> [Dataset items]
┌────────
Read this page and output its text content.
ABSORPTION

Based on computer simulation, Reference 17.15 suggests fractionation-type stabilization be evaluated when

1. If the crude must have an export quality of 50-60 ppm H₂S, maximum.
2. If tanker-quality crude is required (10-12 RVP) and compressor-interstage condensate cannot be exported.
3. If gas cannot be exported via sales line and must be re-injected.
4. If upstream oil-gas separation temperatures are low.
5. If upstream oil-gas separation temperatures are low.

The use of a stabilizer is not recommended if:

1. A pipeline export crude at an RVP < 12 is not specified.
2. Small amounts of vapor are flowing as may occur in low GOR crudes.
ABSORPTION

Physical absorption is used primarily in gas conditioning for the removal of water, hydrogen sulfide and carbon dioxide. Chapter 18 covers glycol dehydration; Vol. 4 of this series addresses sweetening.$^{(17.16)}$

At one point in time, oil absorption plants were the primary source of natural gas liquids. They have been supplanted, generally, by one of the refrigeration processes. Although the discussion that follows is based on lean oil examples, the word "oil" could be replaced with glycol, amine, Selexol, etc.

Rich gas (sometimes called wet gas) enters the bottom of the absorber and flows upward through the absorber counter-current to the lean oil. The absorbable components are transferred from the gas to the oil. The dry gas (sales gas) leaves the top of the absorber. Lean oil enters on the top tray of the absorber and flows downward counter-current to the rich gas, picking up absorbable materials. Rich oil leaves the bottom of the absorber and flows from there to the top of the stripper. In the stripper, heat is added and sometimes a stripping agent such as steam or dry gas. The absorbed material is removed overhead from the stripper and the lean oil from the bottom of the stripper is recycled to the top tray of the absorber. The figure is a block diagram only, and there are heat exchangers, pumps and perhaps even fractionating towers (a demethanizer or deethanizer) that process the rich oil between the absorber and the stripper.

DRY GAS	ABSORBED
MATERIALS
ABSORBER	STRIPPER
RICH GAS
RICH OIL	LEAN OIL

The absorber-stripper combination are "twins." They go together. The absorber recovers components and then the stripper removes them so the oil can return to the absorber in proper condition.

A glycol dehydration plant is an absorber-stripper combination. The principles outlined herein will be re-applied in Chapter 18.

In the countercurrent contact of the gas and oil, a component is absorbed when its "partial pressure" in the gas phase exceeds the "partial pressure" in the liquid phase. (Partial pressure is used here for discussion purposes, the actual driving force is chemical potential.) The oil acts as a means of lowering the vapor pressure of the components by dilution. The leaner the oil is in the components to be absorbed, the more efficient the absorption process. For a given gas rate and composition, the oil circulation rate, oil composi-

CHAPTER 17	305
└────────
> [Aim of the task] From the listing above, find the number of lines with the word "upstream" in them. Answer with the number only.

> [Solution] 2